### Work to be completed
Find each line with the string "folyadékmegkötő" and report it.

┌─ Records for the exercise

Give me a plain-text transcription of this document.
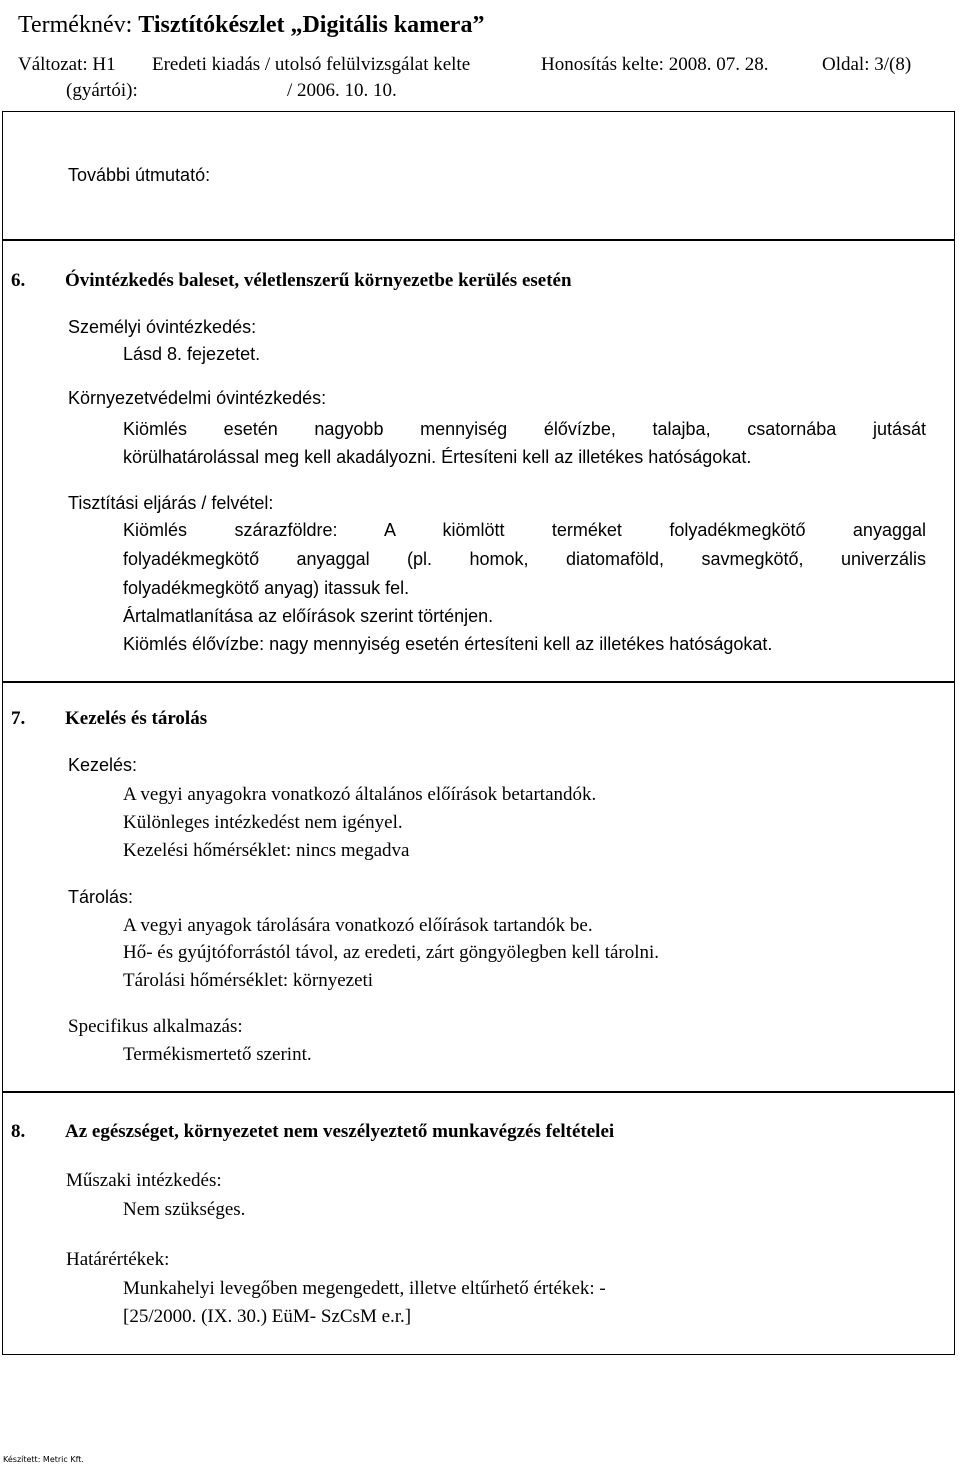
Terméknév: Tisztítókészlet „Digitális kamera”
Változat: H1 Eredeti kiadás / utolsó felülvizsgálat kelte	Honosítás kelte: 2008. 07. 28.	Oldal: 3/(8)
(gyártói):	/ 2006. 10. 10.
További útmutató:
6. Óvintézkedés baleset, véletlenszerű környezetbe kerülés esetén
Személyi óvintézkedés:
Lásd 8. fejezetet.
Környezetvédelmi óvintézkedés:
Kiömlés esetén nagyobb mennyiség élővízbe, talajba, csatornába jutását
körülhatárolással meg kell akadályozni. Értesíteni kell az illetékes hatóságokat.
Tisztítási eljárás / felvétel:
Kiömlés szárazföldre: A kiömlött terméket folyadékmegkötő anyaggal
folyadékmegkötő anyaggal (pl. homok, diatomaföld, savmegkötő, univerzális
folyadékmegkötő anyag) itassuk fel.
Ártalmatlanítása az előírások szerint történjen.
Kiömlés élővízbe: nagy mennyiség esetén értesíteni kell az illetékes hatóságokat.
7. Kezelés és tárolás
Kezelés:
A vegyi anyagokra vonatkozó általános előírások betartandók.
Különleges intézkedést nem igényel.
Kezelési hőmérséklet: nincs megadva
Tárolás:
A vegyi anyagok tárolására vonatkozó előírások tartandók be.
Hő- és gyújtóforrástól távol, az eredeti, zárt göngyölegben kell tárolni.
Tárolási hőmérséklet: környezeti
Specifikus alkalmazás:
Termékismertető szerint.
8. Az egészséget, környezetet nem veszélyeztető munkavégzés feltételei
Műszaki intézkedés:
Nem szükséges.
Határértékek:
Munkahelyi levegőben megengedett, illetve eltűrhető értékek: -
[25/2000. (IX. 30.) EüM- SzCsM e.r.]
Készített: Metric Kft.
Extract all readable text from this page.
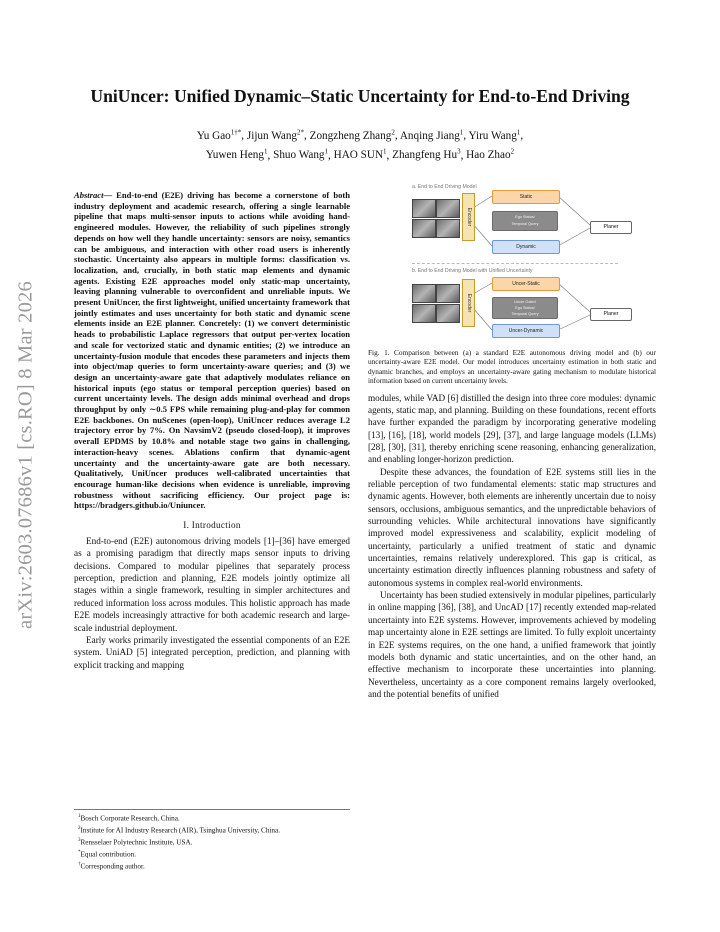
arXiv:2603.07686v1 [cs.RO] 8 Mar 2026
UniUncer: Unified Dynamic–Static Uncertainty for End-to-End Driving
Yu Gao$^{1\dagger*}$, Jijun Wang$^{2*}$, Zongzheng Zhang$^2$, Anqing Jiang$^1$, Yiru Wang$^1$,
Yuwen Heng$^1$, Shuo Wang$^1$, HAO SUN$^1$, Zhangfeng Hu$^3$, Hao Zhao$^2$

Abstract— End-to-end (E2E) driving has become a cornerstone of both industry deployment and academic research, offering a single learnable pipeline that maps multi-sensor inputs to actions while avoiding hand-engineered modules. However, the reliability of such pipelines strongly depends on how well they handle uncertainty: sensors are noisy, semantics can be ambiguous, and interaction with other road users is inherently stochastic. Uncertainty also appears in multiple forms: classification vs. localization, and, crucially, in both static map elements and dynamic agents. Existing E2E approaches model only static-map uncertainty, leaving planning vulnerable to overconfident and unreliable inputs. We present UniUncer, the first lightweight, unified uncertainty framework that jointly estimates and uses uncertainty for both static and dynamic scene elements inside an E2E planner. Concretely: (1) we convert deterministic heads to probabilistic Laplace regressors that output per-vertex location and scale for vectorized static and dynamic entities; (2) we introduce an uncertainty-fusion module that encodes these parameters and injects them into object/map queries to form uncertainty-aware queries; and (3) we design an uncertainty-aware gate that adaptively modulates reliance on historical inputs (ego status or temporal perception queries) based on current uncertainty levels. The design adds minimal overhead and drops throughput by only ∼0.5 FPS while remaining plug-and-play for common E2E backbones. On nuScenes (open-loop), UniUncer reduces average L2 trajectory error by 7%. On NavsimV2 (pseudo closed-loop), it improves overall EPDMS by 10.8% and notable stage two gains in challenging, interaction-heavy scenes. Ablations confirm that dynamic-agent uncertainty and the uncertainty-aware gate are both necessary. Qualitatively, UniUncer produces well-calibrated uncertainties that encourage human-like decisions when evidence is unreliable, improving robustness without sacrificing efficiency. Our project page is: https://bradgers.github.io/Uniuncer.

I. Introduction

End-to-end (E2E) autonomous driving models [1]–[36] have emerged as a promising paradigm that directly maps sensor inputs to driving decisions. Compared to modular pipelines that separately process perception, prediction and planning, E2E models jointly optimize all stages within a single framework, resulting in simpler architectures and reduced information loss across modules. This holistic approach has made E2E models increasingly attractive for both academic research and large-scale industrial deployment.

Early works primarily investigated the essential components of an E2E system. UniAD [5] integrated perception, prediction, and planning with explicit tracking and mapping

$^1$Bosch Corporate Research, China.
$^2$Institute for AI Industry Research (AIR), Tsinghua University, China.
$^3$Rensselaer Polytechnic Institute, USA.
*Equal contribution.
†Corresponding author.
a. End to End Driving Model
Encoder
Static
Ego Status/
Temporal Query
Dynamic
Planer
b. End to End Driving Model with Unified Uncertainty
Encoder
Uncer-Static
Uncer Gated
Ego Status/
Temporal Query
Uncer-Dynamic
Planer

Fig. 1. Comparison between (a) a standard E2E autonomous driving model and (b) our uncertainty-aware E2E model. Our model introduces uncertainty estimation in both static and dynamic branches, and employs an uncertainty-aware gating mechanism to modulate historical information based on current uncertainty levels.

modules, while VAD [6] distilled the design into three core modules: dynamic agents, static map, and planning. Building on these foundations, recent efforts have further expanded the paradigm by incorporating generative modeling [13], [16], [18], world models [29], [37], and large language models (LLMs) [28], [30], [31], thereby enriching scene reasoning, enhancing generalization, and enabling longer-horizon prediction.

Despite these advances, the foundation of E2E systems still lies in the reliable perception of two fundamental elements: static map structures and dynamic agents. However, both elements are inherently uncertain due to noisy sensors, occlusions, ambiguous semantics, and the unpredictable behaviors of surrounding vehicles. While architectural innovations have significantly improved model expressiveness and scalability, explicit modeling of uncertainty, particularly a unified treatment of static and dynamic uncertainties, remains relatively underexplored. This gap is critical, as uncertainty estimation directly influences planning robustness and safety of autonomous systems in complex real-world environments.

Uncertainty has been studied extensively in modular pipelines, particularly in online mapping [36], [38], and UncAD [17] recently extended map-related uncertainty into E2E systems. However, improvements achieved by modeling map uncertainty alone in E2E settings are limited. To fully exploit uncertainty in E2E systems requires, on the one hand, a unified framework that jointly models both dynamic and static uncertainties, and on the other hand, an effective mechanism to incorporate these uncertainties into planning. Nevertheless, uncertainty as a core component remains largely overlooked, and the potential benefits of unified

└─

### Exercise result
Kiömlés szárazföldre: A kiömlött terméket folyadékmegkötő anyaggal
folyadékmegkötő anyaggal (pl. homok, diatomaföld, savmegkötő, univerzális
folyadékmegkötő anyag) itassuk fel.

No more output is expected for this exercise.